Наверное, тогда дела медленно шли. А и то, 20 лет ежедневных концертов. Может, войны воспринимались музыкантами как отпуск – не таскали же их за войсками? Собственно, не таким он и вредным был, Фридрих. Законы соблюдал, как с той мельницей (если и легенда, то – вот такая). Убрал цензуру, устроил Академию наук. Большое разнообразие для одного человека. Да, это все надо было кому-то делать, имевшиеся позиции и валентности тогда закрывались одной фигурой, но все же. Мог бы и не делать. Заодно и краткий список удовольствий при почти неограниченных возможностях: войны, флейта, картофель, статуи, философия. Можно исследовать, как со всем этим управляться, но здесь не Гогенцоллерн-трип.
Чего ж С. Р.Е. уехал? Может, надоела флейта или ездить в Сансуси 20 лет? Жил ведь не во дворце, в городе. Пусть и недалеко, а даже если с апреля по октябрь, то все равно надоест. Интересно, когда он издал руководство Versuch über die wahre Art das Clavier zu spielen, выглядело ли это фрондой? Или Concerto for violoncello, strings, and basso continuo in A minor, Wq. 170 [H. 432] (c. 1750) безо всяких флейт? 20 лет С. Р.Е. в Сансуси могут быть сделаны видеоартом. Крупные, искаженные близкой камерой планы, блуждающая резкость. Камера то в полуметре от лица, то в 100 метрах от человека: дорожки, статуи, деревья. Для наглядности дождь, стекает по лицу. Еще звук, деформированный, как бы вязнущий, замедляемый рывками. Стопорящийся к концу в фотографию. Прах Фридриха по ночам ест принесенную картошку, статуи кушают мошкару, у картофелин внутри ничего нет, это все знают, а внутри статуй могут быть стеклянные скелеты, разноцветные позвоночники (у Флоры зеленый, у Марса красный, у Дамы с павлином – покрытый инеем бесцветный). Над парком висит какой-то шар, сансуси как таковое – немного дурацкий, разукрашенный рекламой монгольфьер вывалился со стороны Нового дворца, плывет в сторону Бабельсберга.

——

[Письменное задание A]:
Скопируйте фрагмент текста о Сансуси без изменений, начиная со слов «Наверное, тогда дела» и продолжая до слов «здесь не Гогенцоллерн-трип.» включительно.

[Извлечённый листинг]:
——

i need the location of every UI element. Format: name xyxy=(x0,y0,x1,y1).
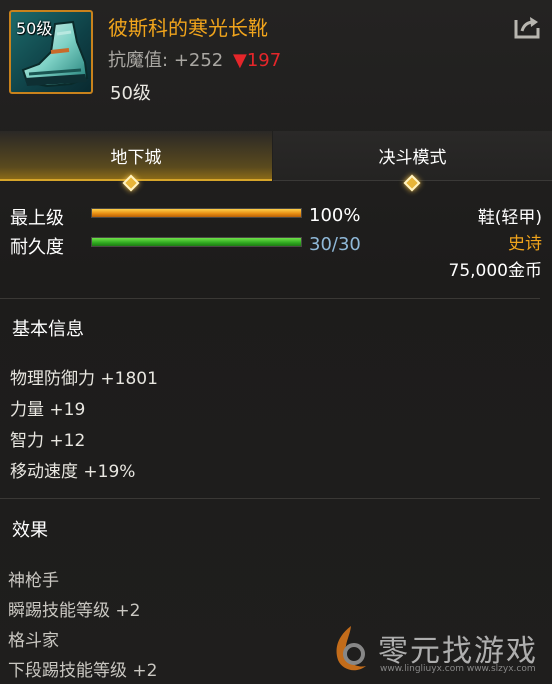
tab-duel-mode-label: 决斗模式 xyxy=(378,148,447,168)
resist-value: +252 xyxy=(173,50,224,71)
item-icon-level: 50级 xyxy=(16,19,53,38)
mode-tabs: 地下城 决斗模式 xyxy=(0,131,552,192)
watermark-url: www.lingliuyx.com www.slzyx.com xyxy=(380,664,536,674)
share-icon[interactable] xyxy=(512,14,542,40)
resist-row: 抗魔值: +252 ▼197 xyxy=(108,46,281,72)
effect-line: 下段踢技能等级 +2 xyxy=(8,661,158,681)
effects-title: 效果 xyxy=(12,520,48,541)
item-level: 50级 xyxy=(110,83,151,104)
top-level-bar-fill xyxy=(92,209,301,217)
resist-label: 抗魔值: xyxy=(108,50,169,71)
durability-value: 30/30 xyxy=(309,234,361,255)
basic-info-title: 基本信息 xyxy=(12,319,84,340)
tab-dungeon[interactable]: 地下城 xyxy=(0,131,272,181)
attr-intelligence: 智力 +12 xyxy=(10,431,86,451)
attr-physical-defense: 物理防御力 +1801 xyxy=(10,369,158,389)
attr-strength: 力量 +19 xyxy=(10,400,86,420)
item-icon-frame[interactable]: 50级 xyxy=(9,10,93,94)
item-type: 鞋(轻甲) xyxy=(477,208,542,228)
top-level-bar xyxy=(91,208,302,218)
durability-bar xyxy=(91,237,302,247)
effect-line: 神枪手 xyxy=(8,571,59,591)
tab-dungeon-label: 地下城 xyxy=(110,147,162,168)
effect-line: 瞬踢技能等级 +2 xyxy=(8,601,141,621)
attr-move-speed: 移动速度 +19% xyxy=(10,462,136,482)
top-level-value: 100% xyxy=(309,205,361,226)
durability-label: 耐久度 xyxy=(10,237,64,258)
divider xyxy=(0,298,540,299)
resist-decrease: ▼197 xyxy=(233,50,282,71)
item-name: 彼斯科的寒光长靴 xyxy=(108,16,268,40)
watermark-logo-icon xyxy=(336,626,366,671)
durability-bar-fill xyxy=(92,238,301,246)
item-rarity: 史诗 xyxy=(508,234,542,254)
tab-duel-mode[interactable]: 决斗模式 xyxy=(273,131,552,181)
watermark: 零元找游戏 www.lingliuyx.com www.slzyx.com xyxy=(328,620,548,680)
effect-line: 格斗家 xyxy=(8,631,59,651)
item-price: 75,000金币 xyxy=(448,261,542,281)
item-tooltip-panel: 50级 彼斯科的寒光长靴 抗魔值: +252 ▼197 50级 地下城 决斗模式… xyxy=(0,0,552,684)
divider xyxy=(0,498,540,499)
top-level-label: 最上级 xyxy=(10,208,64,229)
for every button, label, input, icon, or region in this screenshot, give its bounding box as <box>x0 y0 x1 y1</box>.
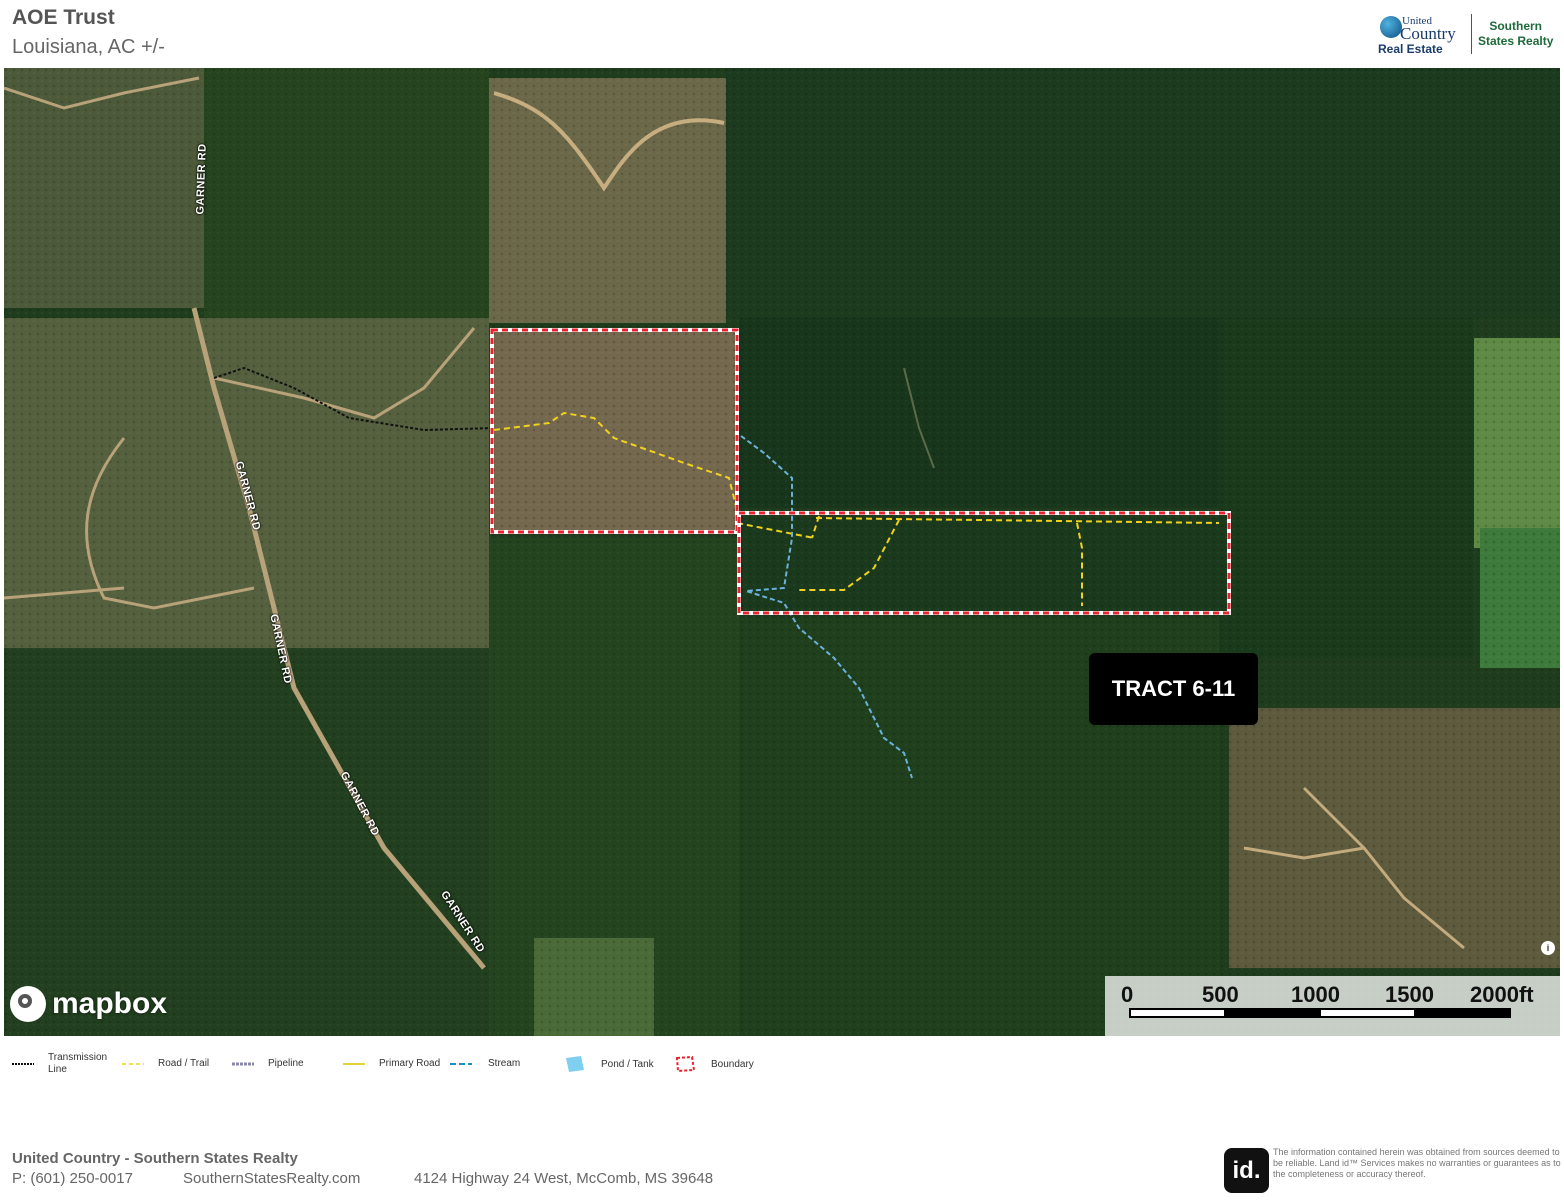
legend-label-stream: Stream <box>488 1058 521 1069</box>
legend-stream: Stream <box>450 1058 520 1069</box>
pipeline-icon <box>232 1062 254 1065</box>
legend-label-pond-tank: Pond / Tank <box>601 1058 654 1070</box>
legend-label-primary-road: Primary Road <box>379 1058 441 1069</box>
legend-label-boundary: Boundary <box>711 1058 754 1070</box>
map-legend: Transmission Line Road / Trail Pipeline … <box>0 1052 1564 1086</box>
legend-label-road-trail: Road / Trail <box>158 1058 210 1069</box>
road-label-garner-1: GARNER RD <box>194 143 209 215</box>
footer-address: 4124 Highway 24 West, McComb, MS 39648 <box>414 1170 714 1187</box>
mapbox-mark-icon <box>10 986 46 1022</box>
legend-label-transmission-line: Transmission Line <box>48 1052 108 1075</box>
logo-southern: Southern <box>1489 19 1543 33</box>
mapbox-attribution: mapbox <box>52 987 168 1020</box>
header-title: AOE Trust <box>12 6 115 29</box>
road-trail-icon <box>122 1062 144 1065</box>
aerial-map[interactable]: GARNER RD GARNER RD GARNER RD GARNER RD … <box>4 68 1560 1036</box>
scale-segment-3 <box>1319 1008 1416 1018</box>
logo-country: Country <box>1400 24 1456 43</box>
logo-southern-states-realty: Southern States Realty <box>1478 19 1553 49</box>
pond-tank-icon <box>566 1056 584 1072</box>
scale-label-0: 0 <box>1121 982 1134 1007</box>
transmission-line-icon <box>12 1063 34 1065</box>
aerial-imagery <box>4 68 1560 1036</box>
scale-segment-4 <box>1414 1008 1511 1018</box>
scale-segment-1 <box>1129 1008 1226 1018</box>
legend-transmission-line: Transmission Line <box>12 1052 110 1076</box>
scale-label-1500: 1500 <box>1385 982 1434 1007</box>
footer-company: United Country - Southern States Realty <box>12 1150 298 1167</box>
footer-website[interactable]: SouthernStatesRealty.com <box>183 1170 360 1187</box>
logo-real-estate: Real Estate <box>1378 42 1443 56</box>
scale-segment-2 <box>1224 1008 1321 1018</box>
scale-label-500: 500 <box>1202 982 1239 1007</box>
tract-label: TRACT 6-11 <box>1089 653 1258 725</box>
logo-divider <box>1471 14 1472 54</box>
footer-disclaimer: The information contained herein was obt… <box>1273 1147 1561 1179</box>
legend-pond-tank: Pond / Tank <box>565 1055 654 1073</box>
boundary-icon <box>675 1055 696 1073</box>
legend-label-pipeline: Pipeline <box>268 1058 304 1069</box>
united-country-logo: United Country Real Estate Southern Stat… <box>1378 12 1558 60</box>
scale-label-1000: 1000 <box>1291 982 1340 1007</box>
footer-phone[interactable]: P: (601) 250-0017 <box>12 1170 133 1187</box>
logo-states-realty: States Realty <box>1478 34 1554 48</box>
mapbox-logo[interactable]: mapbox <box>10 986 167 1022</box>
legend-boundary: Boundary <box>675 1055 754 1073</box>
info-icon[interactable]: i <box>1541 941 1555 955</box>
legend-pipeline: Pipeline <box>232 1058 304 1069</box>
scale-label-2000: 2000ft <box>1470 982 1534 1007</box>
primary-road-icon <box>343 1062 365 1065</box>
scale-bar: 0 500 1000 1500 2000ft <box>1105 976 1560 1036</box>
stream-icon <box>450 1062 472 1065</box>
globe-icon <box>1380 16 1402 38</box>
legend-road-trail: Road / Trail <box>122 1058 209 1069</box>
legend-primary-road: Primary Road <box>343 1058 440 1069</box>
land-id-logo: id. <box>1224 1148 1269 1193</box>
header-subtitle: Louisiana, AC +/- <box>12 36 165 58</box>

——

[Письменное задание B]:
В листинге возьмите строки, начиная со строки с «tab-duel-mode-label: 决斗模式 xyxy=(378,148,447,168)» и продолжая до строки с «top-level-bar xyxy=(91,208,302,218)» включительно, и замените в них «resist-label» на «resist-caption», ничего больше не меняя. Выведите только эти строки.

[Решение задачи A]:
Наверное, тогда дела медленно шли. А и то, 20 лет ежедневных концертов. Может, войны воспринимались музыкантами как отпуск – не таскали же их за войсками? Собственно, не таким он и вредным был, Фридрих. Законы соблюдал, как с той мельницей (если и легенда, то – вот такая). Убрал цензуру, устроил Академию наук. Большое разнообразие для одного человека. Да, это все надо было кому-то делать, имевшиеся позиции и валентности тогда закрывались одной фигурой, но все же. Мог бы и не делать. Заодно и краткий список удовольствий при почти неограниченных возможностях: войны, флейта, картофель, статуи, философия. Можно исследовать, как со всем этим управляться, но здесь не Гогенцоллерн-трип.

[Решение задачи B]:
tab-duel-mode-label: 决斗模式 xyxy=(378,148,447,168)
resist-value: +252 xyxy=(173,50,224,71)
item-icon-level: 50级 xyxy=(16,19,53,38)
mode-tabs: 地下城 决斗模式 xyxy=(0,131,552,192)
watermark-url: www.lingliuyx.com www.slzyx.com xyxy=(380,664,536,674)
share-icon[interactable] xyxy=(512,14,542,40)
resist-row: 抗魔值: +252 ▼197 xyxy=(108,46,281,72)
effect-line: 下段踢技能等级 +2 xyxy=(8,661,158,681)
effects-title: 效果 xyxy=(12,520,48,541)
item-level: 50级 xyxy=(110,83,151,104)
top-level-bar-fill xyxy=(92,209,301,217)
resist-caption: 抗魔值: xyxy=(108,50,169,71)
durability-value: 30/30 xyxy=(309,234,361,255)
basic-info-title: 基本信息 xyxy=(12,319,84,340)
tab-dungeon[interactable]: 地下城 xyxy=(0,131,272,181)
attr-intelligence: 智力 +12 xyxy=(10,431,86,451)
attr-physical-defense: 物理防御力 +1801 xyxy=(10,369,158,389)
attr-strength: 力量 +19 xyxy=(10,400,86,420)
item-icon-frame[interactable]: 50级 xyxy=(9,10,93,94)
item-type: 鞋(轻甲) xyxy=(477,208,542,228)
top-level-bar xyxy=(91,208,302,218)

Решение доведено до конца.